** EXERCISE GOAL **
Could you give the material below as a Markdown table with the columns Row and Line, numbering each line, skipping blank lines, and leaving out the pictures?

──────────

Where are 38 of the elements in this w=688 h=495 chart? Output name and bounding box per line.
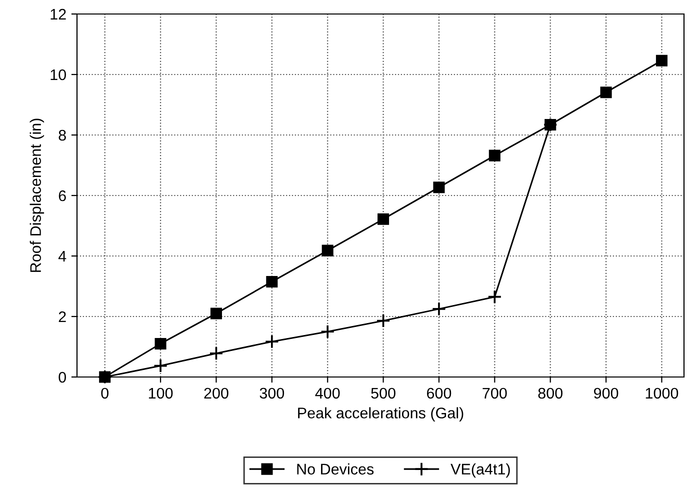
point (210, 308, 222, 320)
point (209, 346, 224, 361)
point (378, 213, 390, 225)
y-tick-label: 4 (58, 251, 66, 262)
point (322, 244, 334, 256)
point (264, 334, 280, 349)
point (433, 182, 445, 194)
point (154, 338, 166, 350)
y-tick-label: 8 (58, 130, 66, 141)
x-tick-label: 100 (148, 388, 173, 399)
y-axis-title: Roof Displacement (in) (30, 118, 44, 272)
point (432, 302, 446, 316)
point (153, 358, 168, 373)
x-tick-label: 900 (594, 388, 618, 399)
x-tick-label: 0 (101, 388, 108, 399)
legend-label: No Devices (297, 463, 374, 475)
x-tick-label: 400 (315, 388, 340, 399)
point (656, 54, 668, 66)
x-tick-label: 200 (204, 388, 228, 399)
y-tick-label: 2 (58, 311, 66, 322)
x-tick-label: 1000 (646, 388, 678, 399)
x-tick-label: 500 (371, 388, 396, 399)
x-tick-label: 800 (538, 388, 562, 399)
y-tick-label: 10 (50, 69, 66, 80)
legend-label: VE(a4t1) (450, 463, 510, 478)
x-axis-title: Peak accelerations (Gal) (298, 407, 464, 422)
point (266, 276, 278, 288)
point (376, 314, 390, 328)
y-tick-label: 12 (50, 8, 66, 20)
x-tick-label: 300 (260, 388, 284, 399)
point (320, 324, 335, 339)
y-tick-label: 6 (58, 190, 66, 202)
point (488, 290, 502, 304)
y-tick-label: 0 (58, 372, 66, 383)
x-tick-label: 600 (427, 388, 452, 399)
point (488, 150, 500, 162)
x-tick-label: 700 (482, 388, 507, 399)
point (600, 86, 612, 98)
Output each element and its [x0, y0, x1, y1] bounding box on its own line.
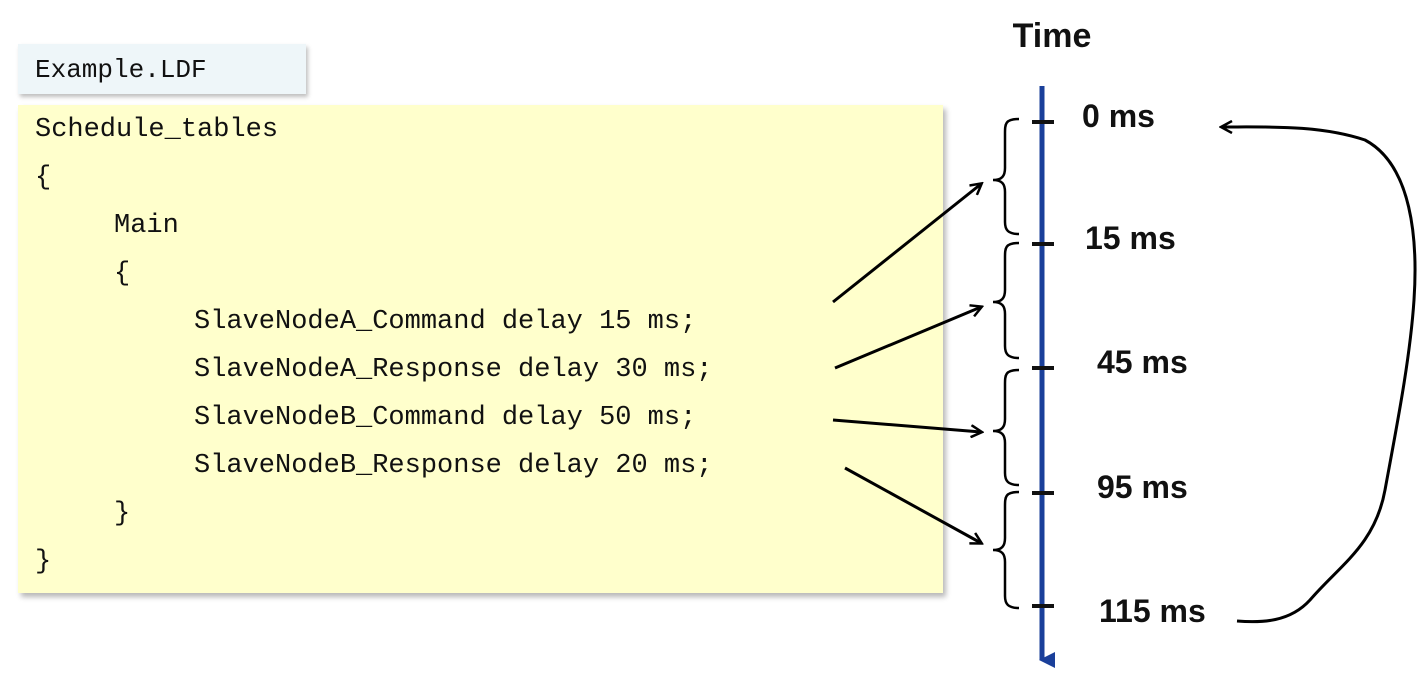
file-name-tab: Example.LDF [18, 44, 306, 94]
arrow-slave-b-response [844, 466, 981, 543]
arrow-slave-a-command [832, 184, 981, 304]
code-line-slave-a-response: SlaveNodeA_Response delay 30 ms; [194, 355, 713, 385]
code-line-main-close-brace: } [114, 499, 131, 529]
interval-brace-3 [992, 368, 1020, 487]
tick-label-15ms: 15 ms [1085, 220, 1176, 256]
file-name: Example.LDF [35, 55, 207, 85]
code-line-main: Main [114, 211, 179, 241]
arrow-slave-a-response [834, 307, 981, 370]
interval-brace-1 [992, 117, 1020, 236]
loop-back-arrow [1222, 127, 1417, 624]
timeline-title: Time [1013, 17, 1092, 55]
code-line-main-open-brace: { [114, 259, 131, 289]
code-line-slave-a-command: SlaveNodeA_Command delay 15 ms; [194, 307, 697, 337]
code-line-close-brace: } [35, 547, 52, 577]
code-line-slave-b-response: SlaveNodeB_Response delay 20 ms; [194, 451, 713, 481]
arrow-slave-b-command [832, 418, 981, 432]
code-line-open-brace: { [35, 163, 52, 193]
code-line-slave-b-command: SlaveNodeB_Command delay 50 ms; [194, 403, 697, 433]
tick-label-0ms: 0 ms [1082, 98, 1155, 134]
code-line-schedule-tables: Schedule_tables [35, 115, 279, 145]
tick-label-115ms: 115 ms [1099, 593, 1206, 629]
code-block [18, 105, 943, 593]
interval-brace-2 [992, 241, 1020, 360]
interval-brace-4 [992, 490, 1020, 610]
tick-label-95ms: 95 ms [1097, 469, 1188, 505]
tick-label-45ms: 45 ms [1097, 344, 1188, 380]
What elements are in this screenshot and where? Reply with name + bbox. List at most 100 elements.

──────────

** SOLUTION FOR THIS PROBLEM **
| Row | Line |
|---|---|
| 1 | Where are 38 of the elements in this w=688 h=495 chart? Output name and bounding box per line. |
| 2 | point (210, 308, 222, 320) |
| 3 | point (209, 346, 224, 361) |
| 4 | point (378, 213, 390, 225) |
| 5 | y-tick-label: 4 (58, 251, 66, 262) |
| 6 | point (322, 244, 334, 256) |
| 7 | point (264, 334, 280, 349) |
| 8 | point (433, 182, 445, 194) |
| 9 | point (154, 338, 166, 350) |
| 10 | y-tick-label: 8 (58, 130, 66, 141) |
| 11 | x-tick-label: 100 (148, 388, 173, 399) |
| 12 | y-axis-title: Roof Displacement (in) (30, 118, 44, 272) |
| 13 | point (432, 302, 446, 316) |
| 14 | point (153, 358, 168, 373) |
| 15 | x-tick-label: 900 (594, 388, 618, 399) |
| 16 | x-tick-label: 0 (101, 388, 108, 399) |
| 17 | legend-label: No Devices (297, 463, 374, 475) |
| 18 | x-tick-label: 400 (315, 388, 340, 399) |
| 19 | point (656, 54, 668, 66) |
| 20 | x-tick-label: 200 (204, 388, 228, 399) |
| 21 | y-tick-label: 2 (58, 311, 66, 322) |
| 22 | x-tick-label: 1000 (646, 388, 678, 399) |
| 23 | x-tick-label: 500 (371, 388, 396, 399) |
| 24 | x-tick-label: 800 (538, 388, 562, 399) |
| 25 | y-tick-label: 10 (50, 69, 66, 80) |
| 26 | legend-label: VE(a4t1) (450, 463, 510, 478) |
| 27 | x-axis-title: Peak accelerations (Gal) (298, 407, 464, 422) |
| 28 | point (266, 276, 278, 288) |
| 29 | point (376, 314, 390, 328) |
| 30 | y-tick-label: 12 (50, 8, 66, 20) |
| 31 | x-tick-label: 300 (260, 388, 284, 399) |
| 32 | point (320, 324, 335, 339) |
| 33 | y-tick-label: 6 (58, 190, 66, 202) |
| 34 | point (488, 290, 502, 304) |
| 35 | y-tick-label: 0 (58, 372, 66, 383) |
| 36 | x-tick-label: 600 (427, 388, 452, 399) |
| 37 | point (488, 150, 500, 162) |
| 38 | x-tick-label: 700 (482, 388, 507, 399) |
| 39 | point (600, 86, 612, 98) |
| 40 | Output each element and its [x0, y0, x1, y1] bounding box on its own line. |
| 41 | file-name-tab: Example.LDF [18, 44, 306, 94] |
| 42 | arrow-slave-b-response [844, 466, 981, 543] |
| 43 | arrow-slave-a-command [832, 184, 981, 304] |
| 44 | code-line-slave-a-response: SlaveNodeA_Response delay 30 ms; [194, 355, 713, 385] |
| 45 | code-line-main-close-brace: } [114, 499, 131, 529] |
| 46 | interval-brace-3 [992, 368, 1020, 487] |
| 47 | tick-label-15ms: 15 ms [1085, 220, 1176, 256] |
| 48 | file-name: Example.LDF [35, 55, 207, 85] |
| 49 | code-line-main: Main [114, 211, 179, 241] |
| 50 | arrow-slave-a-response [834, 307, 981, 370] |
| 51 | interval-brace-1 [992, 117, 1020, 236] |
| 52 | loop-back-arrow [1222, 127, 1417, 624] |
| 53 | timeline-title: Time [1013, 17, 1092, 55] |
| 54 | code-line-main-open-brace: { [114, 259, 131, 289] |
| 55 | code-line-slave-a-command: SlaveNodeA_Command delay 15 ms; [194, 307, 697, 337] |
| 56 | code-line-close-brace: } [35, 547, 52, 577] |
| 57 | code-line-slave-b-response: SlaveNodeB_Response delay 20 ms; [194, 451, 713, 481] |
| 58 | arrow-slave-b-command [832, 418, 981, 432] |
| 59 | code-line-open-brace: { [35, 163, 52, 193] |
| 60 | code-line-slave-b-command: SlaveNodeB_Command delay 50 ms; [194, 403, 697, 433] |
| 61 | tick-label-0ms: 0 ms [1082, 98, 1155, 134] |
| 62 | code-line-schedule-tables: Schedule_tables [35, 115, 279, 145] |
| 63 | tick-label-115ms: 115 ms [1099, 593, 1206, 629] |
| 64 | code-block [18, 105, 943, 593] |
| 65 | interval-brace-2 [992, 241, 1020, 360] |
| 66 | interval-brace-4 [992, 490, 1020, 610] |
| 67 | tick-label-95ms: 95 ms [1097, 469, 1188, 505] |
| 68 | tick-label-45ms: 45 ms [1097, 344, 1188, 380] |
| 69 | What elements are in this screenshot and where? Reply with name + bbox. List at most 100 elements. |